Please edit the records below by replacing "value-cell" with "data-cell" wherever it occurs, leaving every other line and character unchanged. Omit the pictures from your answer.

[Saved data entries]
# # #

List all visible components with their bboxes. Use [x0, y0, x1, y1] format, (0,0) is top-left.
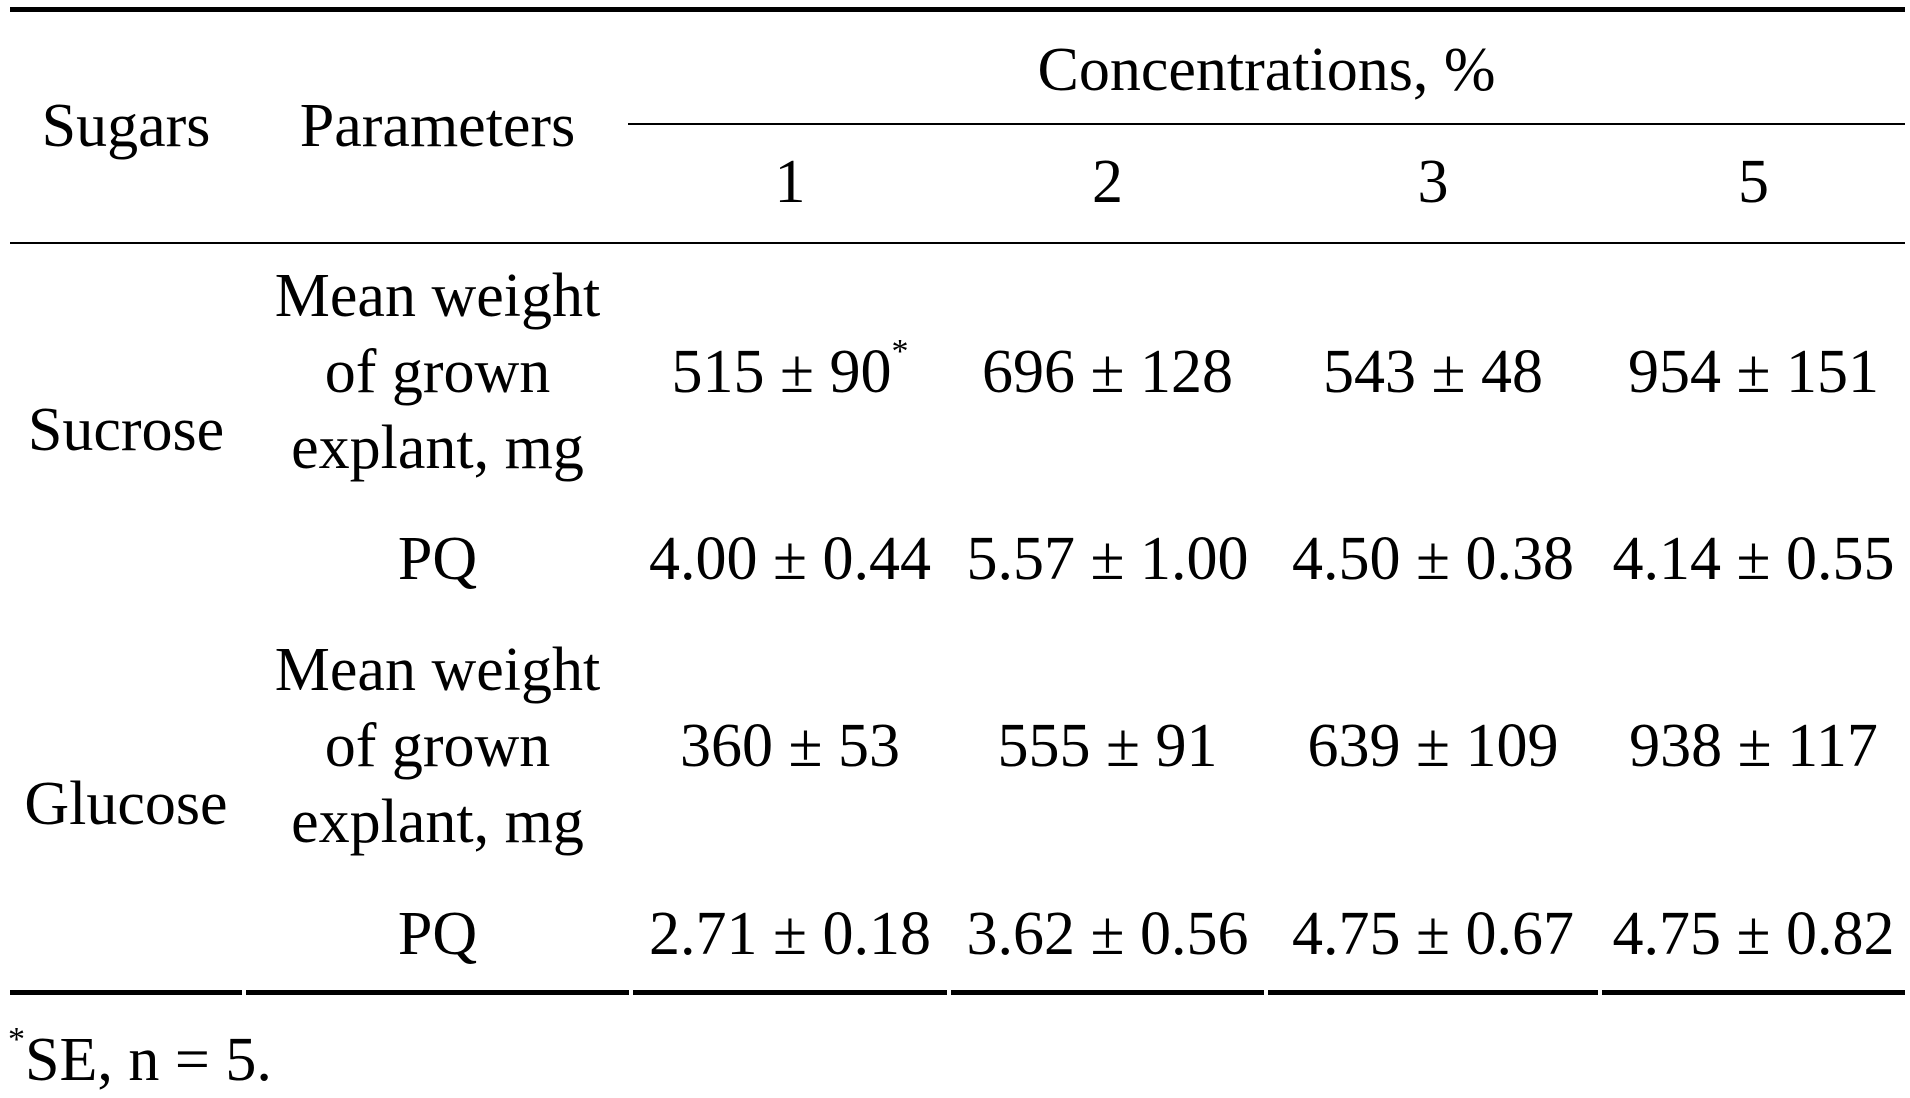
- param-line: explant, mg: [291, 788, 584, 856]
- header-bottom-rule: [10, 242, 1905, 244]
- param-mean-weight: Mean weight of grown explant, mg: [246, 632, 629, 860]
- footnote-text: SE, n = 5.: [25, 1026, 272, 1094]
- value-cell: 938 ± 117: [1629, 712, 1878, 780]
- param-mean-weight: Mean weight of grown explant, mg: [246, 258, 629, 486]
- value-cell: 954 ± 151: [1627, 338, 1880, 406]
- footnote-marker: *: [8, 1021, 25, 1059]
- bottom-rule-sugars: [10, 990, 242, 995]
- value-cell: 2.71 ± 0.18: [648, 900, 932, 968]
- value-cell: 3.62 ± 0.56: [966, 900, 1249, 968]
- header-col-1: 1: [774, 148, 806, 216]
- value-text: 515 ± 90: [671, 338, 892, 406]
- param-line: Mean weight: [274, 636, 601, 704]
- value-cell: 4.75 ± 0.67: [1291, 900, 1575, 968]
- value-cell: 5.57 ± 1.00: [966, 525, 1249, 593]
- header-concentrations: Concentrations, %: [1037, 36, 1496, 104]
- param-line: of grown: [324, 712, 551, 780]
- table-footnote: *SE, n = 5.: [8, 1022, 272, 1098]
- bottom-rule-col-1: [633, 990, 947, 995]
- value-cell: 543 ± 48: [1322, 338, 1544, 406]
- header-parameters: Parameters: [299, 92, 576, 160]
- sugar-glucose: Glucose: [24, 770, 228, 838]
- bottom-rule-col-3: [1268, 990, 1598, 995]
- footnote-marker: *: [891, 333, 909, 371]
- header-col-2: 2: [1092, 148, 1123, 216]
- value-cell: 515 ± 90*: [633, 334, 947, 410]
- value-cell: 4.00 ± 0.44: [648, 525, 932, 593]
- header-sugars: Sugars: [41, 92, 211, 160]
- param-line: Mean weight: [274, 262, 601, 330]
- value-cell: 639 ± 109: [1307, 712, 1559, 780]
- sugar-sucrose: Sucrose: [27, 396, 225, 464]
- concentrations-underline: [628, 123, 1905, 125]
- bottom-rule-parameters: [246, 990, 629, 995]
- param-pq: PQ: [397, 525, 478, 593]
- header-col-3: 3: [1417, 148, 1449, 216]
- bottom-rule-col-4: [1602, 990, 1905, 995]
- value-cell: 4.14 ± 0.55: [1612, 525, 1895, 593]
- value-cell: 696 ± 128: [981, 338, 1234, 406]
- value-cell: 4.50 ± 0.38: [1291, 525, 1575, 593]
- param-line: explant, mg: [291, 414, 584, 482]
- value-cell: 4.75 ± 0.82: [1612, 900, 1895, 968]
- value-cell: 555 ± 91: [997, 712, 1218, 780]
- value-cell: 360 ± 53: [679, 712, 901, 780]
- param-pq: PQ: [397, 900, 478, 968]
- top-rule: [10, 7, 1905, 12]
- bottom-rule-col-2: [951, 990, 1264, 995]
- param-line: of grown: [324, 338, 551, 406]
- header-col-4: 5: [1738, 148, 1769, 216]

# # #

OUTPUT FOR THIS EXERCISE:
List all visible components with their bboxes. Use [x0, y0, x1, y1] format, (0,0) is top-left.
- param-line: explant, mg: [291, 788, 584, 856]
- header-bottom-rule: [10, 242, 1905, 244]
- param-mean-weight: Mean weight of grown explant, mg: [246, 632, 629, 860]
- footnote-text: SE, n = 5.: [25, 1026, 272, 1094]
- data-cell: 938 ± 117: [1629, 712, 1878, 780]
- param-mean-weight: Mean weight of grown explant, mg: [246, 258, 629, 486]
- data-cell: 954 ± 151: [1627, 338, 1880, 406]
- footnote-marker: *: [8, 1021, 25, 1059]
- bottom-rule-sugars: [10, 990, 242, 995]
- data-cell: 2.71 ± 0.18: [648, 900, 932, 968]
- data-cell: 3.62 ± 0.56: [966, 900, 1249, 968]
- header-col-1: 1: [774, 148, 806, 216]
- value-text: 515 ± 90: [671, 338, 892, 406]
- param-line: Mean weight: [274, 636, 601, 704]
- data-cell: 4.75 ± 0.67: [1291, 900, 1575, 968]
- data-cell: 5.57 ± 1.00: [966, 525, 1249, 593]
- header-concentrations: Concentrations, %: [1037, 36, 1496, 104]
- param-line: of grown: [324, 712, 551, 780]
- table-footnote: *SE, n = 5.: [8, 1022, 272, 1098]
- bottom-rule-col-1: [633, 990, 947, 995]
- data-cell: 543 ± 48: [1322, 338, 1544, 406]
- header-parameters: Parameters: [299, 92, 576, 160]
- sugar-glucose: Glucose: [24, 770, 228, 838]
- bottom-rule-col-3: [1268, 990, 1598, 995]
- footnote-marker: *: [891, 333, 909, 371]
- header-col-2: 2: [1092, 148, 1123, 216]
- data-cell: 515 ± 90*: [633, 334, 947, 410]
- data-cell: 4.00 ± 0.44: [648, 525, 932, 593]
- header-sugars: Sugars: [41, 92, 211, 160]
- param-line: Mean weight: [274, 262, 601, 330]
- data-cell: 639 ± 109: [1307, 712, 1559, 780]
- sugar-sucrose: Sucrose: [27, 396, 225, 464]
- concentrations-underline: [628, 123, 1905, 125]
- bottom-rule-parameters: [246, 990, 629, 995]
- param-pq: PQ: [397, 525, 478, 593]
- header-col-3: 3: [1417, 148, 1449, 216]
- bottom-rule-col-4: [1602, 990, 1905, 995]
- data-cell: 4.14 ± 0.55: [1612, 525, 1895, 593]
- data-cell: 696 ± 128: [981, 338, 1234, 406]
- data-cell: 4.50 ± 0.38: [1291, 525, 1575, 593]
- param-line: explant, mg: [291, 414, 584, 482]
- data-cell: 4.75 ± 0.82: [1612, 900, 1895, 968]
- data-cell: 555 ± 91: [997, 712, 1218, 780]
- data-cell: 360 ± 53: [679, 712, 901, 780]
- param-pq: PQ: [397, 900, 478, 968]
- top-rule: [10, 7, 1905, 12]
- bottom-rule-col-2: [951, 990, 1264, 995]
- param-line: of grown: [324, 338, 551, 406]
- header-col-4: 5: [1738, 148, 1769, 216]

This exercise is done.